» **WHAT THE TASK REQUIRES**: From the data that follows, report how many lines hold the string "Ульяновой", giving only the number.
|---|
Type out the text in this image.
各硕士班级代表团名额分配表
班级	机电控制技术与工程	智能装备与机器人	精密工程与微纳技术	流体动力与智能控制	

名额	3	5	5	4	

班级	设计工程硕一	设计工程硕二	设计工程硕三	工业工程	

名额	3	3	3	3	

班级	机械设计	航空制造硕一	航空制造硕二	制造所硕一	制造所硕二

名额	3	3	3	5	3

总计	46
|---|
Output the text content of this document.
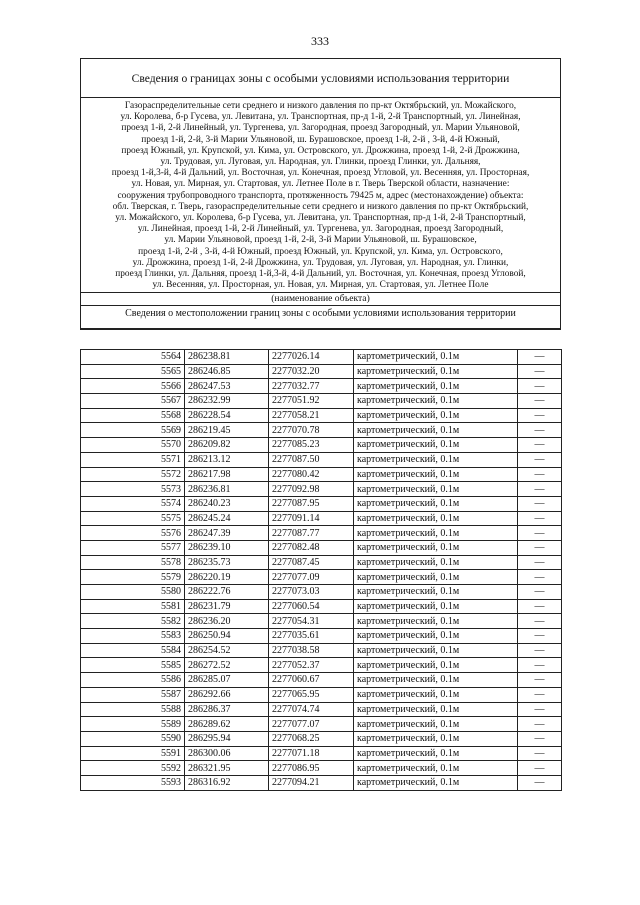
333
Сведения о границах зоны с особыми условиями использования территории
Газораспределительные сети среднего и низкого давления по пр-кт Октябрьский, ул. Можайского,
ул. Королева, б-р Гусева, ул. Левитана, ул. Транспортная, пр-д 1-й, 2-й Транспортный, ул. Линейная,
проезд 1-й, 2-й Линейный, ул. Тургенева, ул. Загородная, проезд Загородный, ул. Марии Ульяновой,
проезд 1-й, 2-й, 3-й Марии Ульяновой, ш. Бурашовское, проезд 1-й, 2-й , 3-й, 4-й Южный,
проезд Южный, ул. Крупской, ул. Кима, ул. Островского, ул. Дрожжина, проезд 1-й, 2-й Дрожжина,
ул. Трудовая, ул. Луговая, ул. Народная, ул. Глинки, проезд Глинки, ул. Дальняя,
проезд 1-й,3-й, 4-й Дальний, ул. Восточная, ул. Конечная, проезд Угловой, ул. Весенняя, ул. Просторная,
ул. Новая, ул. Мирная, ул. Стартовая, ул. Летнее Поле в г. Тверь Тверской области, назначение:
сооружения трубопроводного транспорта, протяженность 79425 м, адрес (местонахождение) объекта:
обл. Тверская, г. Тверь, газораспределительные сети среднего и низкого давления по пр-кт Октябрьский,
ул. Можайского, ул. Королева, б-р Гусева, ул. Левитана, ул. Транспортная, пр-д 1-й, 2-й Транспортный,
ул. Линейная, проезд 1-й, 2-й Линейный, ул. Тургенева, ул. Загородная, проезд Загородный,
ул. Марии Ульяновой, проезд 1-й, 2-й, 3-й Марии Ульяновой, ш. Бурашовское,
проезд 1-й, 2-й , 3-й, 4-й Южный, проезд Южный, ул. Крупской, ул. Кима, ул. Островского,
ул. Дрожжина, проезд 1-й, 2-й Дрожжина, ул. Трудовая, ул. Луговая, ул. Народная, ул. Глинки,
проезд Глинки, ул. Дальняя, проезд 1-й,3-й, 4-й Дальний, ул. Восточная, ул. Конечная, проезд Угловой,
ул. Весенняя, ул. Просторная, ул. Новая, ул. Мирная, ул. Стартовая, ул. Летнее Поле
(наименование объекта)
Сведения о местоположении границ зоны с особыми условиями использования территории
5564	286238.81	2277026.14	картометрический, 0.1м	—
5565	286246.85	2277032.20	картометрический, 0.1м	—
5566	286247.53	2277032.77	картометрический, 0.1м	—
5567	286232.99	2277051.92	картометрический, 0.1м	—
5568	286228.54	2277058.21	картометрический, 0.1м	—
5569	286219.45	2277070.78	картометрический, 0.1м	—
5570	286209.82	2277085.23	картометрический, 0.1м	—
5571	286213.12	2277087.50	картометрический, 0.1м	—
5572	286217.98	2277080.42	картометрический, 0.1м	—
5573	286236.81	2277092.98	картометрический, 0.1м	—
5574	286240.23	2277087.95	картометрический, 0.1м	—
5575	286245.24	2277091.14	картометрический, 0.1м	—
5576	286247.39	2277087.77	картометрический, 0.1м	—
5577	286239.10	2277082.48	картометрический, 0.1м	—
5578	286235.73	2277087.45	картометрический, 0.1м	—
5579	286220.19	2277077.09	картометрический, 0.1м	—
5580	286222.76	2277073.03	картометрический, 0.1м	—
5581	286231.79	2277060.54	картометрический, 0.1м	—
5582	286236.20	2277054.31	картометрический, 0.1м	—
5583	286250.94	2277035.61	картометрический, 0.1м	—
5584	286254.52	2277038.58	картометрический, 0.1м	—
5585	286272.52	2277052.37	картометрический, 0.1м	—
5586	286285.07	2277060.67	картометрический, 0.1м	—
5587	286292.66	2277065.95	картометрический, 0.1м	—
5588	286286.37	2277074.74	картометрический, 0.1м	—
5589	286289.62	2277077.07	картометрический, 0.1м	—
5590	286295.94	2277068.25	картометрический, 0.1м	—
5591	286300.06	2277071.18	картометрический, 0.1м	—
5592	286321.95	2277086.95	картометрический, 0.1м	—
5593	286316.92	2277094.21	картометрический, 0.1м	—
|---|
» **SOLUTION**: 3